What the exercise asks: From the entries below, gather every line containing the string "från".

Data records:
=======
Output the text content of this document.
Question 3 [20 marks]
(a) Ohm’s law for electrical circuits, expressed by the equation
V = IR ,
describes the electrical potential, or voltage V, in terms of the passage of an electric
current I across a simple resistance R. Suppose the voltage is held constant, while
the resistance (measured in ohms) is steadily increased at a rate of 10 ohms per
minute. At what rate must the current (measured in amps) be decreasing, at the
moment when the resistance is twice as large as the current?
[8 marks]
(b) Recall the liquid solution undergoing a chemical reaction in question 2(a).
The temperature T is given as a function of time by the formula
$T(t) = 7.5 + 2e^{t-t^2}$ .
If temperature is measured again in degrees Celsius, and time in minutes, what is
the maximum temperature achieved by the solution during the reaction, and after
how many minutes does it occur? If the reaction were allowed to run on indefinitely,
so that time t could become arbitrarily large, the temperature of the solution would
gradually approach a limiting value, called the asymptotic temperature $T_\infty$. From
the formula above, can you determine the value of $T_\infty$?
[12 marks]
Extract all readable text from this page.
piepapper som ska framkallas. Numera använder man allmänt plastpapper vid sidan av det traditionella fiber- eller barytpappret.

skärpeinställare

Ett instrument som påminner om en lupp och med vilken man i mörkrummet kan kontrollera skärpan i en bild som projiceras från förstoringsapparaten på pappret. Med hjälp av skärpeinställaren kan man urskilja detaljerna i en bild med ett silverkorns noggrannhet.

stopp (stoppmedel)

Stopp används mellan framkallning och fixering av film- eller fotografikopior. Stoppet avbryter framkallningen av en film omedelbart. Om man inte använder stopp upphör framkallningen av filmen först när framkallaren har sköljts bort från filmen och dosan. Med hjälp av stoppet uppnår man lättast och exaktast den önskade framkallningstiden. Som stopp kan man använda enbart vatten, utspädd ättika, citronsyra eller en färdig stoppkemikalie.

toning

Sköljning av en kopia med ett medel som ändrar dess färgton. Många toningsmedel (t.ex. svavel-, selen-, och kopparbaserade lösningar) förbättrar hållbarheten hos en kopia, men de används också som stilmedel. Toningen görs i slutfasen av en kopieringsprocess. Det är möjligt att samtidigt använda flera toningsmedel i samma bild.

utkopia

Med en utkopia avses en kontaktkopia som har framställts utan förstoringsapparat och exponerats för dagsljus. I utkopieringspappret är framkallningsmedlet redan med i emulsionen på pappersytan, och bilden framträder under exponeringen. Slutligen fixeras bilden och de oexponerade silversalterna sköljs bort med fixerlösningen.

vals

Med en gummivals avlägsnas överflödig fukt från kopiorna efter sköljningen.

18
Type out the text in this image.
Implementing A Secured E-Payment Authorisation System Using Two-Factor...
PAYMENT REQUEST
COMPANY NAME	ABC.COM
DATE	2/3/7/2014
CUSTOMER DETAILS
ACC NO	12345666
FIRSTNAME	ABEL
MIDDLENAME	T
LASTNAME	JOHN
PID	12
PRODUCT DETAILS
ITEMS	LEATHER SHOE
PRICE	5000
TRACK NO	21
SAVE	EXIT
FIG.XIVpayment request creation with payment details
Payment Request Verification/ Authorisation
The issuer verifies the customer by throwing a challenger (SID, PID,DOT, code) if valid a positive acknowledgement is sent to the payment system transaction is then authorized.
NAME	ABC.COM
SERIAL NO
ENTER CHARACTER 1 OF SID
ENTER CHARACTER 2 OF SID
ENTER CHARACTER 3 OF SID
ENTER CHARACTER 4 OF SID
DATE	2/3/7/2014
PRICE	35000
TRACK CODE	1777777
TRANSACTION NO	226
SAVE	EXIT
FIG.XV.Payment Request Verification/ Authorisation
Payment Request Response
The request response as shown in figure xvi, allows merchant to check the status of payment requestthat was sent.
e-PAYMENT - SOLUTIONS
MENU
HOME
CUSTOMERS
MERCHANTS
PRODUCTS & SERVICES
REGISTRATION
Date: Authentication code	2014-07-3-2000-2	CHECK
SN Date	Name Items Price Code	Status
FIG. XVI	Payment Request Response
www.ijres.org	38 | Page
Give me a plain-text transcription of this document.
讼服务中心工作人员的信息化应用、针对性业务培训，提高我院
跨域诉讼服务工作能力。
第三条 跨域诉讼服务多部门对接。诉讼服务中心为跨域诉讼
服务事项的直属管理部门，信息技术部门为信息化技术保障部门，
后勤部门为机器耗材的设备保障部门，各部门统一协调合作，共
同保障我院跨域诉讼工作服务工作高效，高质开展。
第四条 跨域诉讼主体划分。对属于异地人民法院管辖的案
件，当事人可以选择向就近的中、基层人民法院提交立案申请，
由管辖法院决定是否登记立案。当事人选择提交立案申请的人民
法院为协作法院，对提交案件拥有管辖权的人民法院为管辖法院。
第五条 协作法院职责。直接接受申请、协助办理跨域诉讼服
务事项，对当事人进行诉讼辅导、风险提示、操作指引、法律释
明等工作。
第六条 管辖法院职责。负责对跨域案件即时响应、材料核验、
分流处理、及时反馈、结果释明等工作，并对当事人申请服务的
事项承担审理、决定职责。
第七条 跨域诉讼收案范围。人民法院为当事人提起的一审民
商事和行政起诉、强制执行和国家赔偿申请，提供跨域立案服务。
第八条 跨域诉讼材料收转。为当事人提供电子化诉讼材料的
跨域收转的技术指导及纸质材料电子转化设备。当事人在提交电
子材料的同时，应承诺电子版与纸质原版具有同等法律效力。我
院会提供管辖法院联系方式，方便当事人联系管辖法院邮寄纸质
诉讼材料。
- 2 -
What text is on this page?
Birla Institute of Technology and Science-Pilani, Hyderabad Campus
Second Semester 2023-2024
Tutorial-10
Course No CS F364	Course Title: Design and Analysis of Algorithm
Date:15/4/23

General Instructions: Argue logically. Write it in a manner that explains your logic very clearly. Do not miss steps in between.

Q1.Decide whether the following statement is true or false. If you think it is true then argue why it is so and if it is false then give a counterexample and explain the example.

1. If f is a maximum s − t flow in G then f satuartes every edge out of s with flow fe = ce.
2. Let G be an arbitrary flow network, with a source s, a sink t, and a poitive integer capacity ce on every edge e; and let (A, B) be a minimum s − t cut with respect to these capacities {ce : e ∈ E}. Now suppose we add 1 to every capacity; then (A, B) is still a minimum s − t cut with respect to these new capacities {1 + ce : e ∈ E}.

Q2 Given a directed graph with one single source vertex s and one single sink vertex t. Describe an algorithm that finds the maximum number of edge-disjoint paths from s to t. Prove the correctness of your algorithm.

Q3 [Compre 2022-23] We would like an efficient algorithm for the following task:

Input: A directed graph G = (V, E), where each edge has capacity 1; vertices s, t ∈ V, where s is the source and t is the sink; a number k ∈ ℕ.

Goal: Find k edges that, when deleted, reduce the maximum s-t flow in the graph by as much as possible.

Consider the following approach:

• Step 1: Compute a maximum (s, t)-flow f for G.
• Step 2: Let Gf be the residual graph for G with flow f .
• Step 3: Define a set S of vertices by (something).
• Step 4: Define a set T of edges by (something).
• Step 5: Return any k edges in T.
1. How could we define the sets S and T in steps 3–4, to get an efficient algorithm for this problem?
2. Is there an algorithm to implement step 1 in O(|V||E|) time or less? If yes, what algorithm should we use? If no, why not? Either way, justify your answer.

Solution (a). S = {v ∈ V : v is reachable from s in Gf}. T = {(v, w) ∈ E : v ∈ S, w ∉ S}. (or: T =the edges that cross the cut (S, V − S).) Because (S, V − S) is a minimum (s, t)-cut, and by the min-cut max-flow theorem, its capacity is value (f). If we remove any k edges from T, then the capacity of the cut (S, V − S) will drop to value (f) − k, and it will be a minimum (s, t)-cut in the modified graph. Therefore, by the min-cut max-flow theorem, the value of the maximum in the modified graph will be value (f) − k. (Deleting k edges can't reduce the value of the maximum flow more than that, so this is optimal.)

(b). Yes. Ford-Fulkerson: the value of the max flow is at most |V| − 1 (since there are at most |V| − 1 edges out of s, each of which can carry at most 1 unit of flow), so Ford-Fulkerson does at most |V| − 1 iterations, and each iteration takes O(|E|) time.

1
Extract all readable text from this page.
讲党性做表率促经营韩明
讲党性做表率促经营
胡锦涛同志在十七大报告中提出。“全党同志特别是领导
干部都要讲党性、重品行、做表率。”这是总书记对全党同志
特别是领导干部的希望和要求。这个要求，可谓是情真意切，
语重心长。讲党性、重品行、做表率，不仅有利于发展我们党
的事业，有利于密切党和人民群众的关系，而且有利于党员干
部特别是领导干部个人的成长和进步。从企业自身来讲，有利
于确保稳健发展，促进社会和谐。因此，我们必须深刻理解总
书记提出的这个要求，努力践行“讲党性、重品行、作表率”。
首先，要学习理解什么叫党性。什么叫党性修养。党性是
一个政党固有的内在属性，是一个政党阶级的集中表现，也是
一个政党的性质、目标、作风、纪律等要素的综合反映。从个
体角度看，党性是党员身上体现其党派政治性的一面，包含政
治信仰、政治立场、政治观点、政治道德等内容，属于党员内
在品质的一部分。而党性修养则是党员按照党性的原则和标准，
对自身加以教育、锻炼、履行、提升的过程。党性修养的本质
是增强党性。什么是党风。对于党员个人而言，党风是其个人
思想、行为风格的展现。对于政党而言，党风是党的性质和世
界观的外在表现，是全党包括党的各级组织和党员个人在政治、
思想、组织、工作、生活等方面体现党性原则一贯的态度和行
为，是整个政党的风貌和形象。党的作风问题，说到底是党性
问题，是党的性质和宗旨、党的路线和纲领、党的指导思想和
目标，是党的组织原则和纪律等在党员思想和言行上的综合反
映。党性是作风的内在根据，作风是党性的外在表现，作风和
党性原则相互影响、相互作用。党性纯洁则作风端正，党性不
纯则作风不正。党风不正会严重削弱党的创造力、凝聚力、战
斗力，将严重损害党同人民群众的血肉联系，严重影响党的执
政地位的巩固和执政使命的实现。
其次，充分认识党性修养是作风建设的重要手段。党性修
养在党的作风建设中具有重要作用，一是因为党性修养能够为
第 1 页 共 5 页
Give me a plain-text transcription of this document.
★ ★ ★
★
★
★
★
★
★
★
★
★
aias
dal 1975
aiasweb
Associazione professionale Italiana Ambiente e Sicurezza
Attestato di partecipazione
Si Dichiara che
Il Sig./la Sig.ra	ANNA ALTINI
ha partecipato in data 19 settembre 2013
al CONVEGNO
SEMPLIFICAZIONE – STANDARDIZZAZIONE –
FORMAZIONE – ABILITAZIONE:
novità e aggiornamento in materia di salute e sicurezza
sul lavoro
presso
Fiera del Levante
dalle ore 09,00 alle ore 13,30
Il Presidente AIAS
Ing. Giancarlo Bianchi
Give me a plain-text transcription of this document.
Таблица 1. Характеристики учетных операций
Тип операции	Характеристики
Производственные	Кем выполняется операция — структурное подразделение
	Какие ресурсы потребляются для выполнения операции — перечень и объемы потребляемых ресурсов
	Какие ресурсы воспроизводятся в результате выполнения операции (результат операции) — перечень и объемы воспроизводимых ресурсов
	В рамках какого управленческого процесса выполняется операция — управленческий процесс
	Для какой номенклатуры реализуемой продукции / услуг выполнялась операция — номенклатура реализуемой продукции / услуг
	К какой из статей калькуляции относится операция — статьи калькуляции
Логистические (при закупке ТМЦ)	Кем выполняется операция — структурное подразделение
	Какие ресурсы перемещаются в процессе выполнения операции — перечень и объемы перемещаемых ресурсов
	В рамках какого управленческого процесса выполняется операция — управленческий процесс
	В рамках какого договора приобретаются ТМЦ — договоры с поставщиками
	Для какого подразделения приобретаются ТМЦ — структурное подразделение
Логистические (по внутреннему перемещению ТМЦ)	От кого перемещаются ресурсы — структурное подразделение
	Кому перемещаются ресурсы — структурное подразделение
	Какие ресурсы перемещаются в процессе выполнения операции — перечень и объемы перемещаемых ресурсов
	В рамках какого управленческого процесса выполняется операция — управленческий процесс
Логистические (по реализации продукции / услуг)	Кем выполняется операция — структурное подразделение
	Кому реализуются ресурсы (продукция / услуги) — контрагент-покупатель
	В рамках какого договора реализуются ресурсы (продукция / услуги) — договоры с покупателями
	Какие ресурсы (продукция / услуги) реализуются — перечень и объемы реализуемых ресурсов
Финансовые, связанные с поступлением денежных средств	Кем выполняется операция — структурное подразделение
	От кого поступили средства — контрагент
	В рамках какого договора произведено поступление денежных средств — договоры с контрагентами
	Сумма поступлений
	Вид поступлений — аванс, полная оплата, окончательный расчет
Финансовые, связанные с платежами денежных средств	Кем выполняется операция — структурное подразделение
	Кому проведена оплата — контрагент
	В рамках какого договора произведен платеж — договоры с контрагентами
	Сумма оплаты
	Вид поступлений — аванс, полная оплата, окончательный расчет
=======
Answer:
Ett instrument som påminner om en lupp och med vilken man i mörkrummet kan kontrollera skärpan i en bild som projiceras från förstoringsapparaten på pappret. Med hjälp av skärpeinställaren kan man urskilja detaljerna i en bild med ett silverkorns noggrannhet.
Stopp används mellan framkallning och fixering av film- eller fotografikopior. Stoppet avbryter framkallningen av en film omedelbart. Om man inte använder stopp upphör framkallningen av filmen först när framkallaren har sköljts bort från filmen och dosan. Med hjälp av stoppet uppnår man lättast och exaktast den önskade framkallningstiden. Som stopp kan man använda enbart vatten, utspädd ättika, citronsyra eller en färdig stoppkemikalie.
Med en gummivals avlägsnas överflödig fukt från kopiorna efter sköljningen.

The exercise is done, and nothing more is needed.